_Exercise objective_:
For each line below that contains the string "Frankie", copy that line.

Begin Supplied material

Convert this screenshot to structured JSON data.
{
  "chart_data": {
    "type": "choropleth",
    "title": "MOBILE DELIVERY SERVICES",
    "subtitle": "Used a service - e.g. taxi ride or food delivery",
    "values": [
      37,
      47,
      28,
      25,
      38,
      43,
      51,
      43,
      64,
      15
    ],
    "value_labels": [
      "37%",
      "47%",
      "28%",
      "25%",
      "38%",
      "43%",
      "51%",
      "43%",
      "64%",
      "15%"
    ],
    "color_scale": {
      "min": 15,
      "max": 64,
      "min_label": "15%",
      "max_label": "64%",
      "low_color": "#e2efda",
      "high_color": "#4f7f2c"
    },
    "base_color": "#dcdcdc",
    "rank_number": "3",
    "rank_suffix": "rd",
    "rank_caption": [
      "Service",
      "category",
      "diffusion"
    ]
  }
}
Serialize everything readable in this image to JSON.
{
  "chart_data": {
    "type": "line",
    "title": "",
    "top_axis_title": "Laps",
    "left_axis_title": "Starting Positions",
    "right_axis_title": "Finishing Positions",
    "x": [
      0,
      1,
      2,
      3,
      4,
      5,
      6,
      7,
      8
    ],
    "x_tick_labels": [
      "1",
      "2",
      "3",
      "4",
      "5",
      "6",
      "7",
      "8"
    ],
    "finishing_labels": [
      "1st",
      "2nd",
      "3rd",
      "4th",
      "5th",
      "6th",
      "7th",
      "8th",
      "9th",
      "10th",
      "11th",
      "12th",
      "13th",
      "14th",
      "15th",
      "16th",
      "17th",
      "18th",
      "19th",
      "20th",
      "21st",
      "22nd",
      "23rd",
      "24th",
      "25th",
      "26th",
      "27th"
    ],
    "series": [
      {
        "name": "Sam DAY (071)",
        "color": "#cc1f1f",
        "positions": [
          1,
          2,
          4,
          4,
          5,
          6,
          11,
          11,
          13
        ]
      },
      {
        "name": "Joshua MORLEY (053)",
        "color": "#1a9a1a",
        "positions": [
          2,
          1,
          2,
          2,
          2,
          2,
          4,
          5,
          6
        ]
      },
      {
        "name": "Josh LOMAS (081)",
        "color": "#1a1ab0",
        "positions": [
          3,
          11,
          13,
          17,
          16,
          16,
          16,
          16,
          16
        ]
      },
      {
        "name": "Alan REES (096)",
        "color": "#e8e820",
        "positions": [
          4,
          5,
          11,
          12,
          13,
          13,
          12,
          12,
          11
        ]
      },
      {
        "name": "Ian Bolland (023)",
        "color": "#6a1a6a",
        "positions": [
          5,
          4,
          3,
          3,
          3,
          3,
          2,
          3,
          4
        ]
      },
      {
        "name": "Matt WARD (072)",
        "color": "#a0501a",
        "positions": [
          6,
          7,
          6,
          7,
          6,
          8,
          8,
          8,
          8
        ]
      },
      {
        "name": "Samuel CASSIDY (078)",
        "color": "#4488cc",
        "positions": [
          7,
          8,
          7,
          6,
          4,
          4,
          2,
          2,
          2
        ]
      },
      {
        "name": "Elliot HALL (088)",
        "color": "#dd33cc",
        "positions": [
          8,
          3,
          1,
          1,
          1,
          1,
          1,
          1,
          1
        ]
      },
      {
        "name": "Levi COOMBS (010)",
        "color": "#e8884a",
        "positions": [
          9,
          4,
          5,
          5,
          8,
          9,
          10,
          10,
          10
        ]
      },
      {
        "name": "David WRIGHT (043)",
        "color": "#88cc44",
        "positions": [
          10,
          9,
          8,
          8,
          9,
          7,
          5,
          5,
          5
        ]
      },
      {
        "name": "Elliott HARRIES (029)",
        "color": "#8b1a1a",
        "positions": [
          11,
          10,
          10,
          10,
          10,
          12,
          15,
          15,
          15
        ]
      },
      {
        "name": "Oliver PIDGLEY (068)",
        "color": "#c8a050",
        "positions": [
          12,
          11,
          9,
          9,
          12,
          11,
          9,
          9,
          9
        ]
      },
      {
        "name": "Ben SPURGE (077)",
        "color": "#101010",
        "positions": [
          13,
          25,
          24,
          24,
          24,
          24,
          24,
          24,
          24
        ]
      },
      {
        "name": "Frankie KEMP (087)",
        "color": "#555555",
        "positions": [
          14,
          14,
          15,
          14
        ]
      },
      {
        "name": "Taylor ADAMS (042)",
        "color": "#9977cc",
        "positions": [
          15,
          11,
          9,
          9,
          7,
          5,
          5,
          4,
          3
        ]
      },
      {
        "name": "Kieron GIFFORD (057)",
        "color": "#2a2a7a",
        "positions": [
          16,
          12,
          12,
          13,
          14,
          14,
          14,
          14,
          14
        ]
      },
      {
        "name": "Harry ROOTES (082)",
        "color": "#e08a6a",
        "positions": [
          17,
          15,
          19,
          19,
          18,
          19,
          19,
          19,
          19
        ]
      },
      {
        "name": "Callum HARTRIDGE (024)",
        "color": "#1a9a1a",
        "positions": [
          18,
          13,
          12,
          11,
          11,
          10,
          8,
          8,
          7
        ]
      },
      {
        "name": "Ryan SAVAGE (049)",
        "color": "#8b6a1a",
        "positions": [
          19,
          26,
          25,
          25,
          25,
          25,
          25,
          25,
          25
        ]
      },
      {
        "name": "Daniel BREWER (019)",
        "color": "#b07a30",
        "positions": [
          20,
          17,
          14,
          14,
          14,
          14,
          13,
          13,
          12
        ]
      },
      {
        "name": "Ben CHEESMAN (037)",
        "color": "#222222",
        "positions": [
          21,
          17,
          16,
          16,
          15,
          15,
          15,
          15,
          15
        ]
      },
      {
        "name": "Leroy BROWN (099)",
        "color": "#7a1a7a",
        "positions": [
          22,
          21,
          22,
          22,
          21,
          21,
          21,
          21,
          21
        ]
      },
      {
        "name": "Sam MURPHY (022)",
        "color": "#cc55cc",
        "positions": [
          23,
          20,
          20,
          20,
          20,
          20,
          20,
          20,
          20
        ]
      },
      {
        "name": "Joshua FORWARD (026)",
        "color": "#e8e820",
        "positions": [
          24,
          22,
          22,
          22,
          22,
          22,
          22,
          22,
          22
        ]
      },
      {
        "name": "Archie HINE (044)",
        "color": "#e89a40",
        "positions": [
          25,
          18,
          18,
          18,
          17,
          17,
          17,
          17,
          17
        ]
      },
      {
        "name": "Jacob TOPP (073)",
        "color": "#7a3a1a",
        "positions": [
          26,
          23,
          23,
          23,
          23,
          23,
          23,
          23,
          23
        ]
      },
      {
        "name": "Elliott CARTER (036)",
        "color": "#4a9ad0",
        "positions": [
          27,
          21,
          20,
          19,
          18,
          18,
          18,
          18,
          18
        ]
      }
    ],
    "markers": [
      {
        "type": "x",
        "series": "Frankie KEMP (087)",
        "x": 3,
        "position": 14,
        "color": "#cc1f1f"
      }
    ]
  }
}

End Supplied material

_Output for this task_:
        "name": "Frankie KEMP (087)",
        "series": "Frankie KEMP (087)",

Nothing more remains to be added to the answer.